■ Exercise details ■
Wherever a line holds the string "this", copy that line.

■ Supplied material ■
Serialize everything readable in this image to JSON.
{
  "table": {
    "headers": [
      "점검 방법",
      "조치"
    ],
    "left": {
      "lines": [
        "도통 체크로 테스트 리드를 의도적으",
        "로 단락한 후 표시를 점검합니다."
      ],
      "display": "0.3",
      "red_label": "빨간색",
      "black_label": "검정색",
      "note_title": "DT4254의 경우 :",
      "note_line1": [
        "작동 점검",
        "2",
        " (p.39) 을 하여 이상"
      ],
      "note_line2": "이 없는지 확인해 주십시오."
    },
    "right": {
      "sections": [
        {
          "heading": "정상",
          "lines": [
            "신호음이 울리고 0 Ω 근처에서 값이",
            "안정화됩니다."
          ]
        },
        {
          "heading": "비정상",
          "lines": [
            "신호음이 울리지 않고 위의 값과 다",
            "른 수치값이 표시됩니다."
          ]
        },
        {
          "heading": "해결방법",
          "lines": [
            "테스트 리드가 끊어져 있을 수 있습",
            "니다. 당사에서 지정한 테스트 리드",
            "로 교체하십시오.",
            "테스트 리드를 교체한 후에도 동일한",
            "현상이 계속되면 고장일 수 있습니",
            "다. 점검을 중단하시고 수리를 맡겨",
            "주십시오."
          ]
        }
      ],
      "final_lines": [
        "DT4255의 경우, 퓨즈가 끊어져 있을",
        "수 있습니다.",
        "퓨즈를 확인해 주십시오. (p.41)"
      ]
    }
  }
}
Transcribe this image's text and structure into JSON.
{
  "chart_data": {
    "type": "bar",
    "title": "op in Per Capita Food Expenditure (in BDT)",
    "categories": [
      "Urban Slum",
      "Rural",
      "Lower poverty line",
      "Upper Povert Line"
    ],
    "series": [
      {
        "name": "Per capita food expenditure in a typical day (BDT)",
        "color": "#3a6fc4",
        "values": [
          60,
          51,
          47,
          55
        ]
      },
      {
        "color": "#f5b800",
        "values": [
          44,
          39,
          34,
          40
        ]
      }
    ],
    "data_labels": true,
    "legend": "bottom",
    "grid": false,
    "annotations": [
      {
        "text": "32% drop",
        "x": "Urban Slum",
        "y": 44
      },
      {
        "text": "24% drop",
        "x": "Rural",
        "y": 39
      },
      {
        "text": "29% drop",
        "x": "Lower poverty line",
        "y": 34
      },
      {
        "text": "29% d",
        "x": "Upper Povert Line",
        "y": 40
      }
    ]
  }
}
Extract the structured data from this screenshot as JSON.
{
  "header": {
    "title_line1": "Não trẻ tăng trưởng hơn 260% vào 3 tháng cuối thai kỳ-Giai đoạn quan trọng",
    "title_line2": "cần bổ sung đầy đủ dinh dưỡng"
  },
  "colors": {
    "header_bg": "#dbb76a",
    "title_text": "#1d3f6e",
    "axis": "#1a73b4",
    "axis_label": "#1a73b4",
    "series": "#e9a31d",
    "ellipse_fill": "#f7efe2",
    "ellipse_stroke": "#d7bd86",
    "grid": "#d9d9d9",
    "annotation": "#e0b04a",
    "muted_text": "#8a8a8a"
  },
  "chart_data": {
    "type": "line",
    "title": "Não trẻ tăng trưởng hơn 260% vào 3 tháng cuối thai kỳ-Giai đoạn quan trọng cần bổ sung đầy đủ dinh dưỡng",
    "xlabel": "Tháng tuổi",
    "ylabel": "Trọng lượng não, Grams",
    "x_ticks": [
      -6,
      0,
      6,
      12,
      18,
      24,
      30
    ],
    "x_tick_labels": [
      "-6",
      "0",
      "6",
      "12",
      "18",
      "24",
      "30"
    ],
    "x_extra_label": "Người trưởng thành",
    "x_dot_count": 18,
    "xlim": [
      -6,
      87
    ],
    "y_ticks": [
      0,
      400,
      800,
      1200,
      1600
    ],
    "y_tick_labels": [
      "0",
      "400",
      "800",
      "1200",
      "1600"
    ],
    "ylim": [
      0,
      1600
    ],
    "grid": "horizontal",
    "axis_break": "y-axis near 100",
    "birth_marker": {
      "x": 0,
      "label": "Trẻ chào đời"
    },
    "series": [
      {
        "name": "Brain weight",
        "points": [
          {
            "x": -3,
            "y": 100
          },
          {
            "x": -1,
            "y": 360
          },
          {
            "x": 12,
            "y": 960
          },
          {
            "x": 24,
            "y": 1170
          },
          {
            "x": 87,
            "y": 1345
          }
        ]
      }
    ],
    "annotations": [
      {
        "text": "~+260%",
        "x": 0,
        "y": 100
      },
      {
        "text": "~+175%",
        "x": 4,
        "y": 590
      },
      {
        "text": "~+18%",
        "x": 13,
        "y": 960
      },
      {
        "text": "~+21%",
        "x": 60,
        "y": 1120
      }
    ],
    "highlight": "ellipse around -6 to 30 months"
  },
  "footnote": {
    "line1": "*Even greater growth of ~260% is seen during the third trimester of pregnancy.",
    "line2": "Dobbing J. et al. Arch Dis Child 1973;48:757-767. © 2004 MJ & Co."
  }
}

■ Problem solution ■
Serialize everything readable in this image to JSON.
Transcribe this image's text and structure into JSON.
Extract the structured data from this screenshot as JSON.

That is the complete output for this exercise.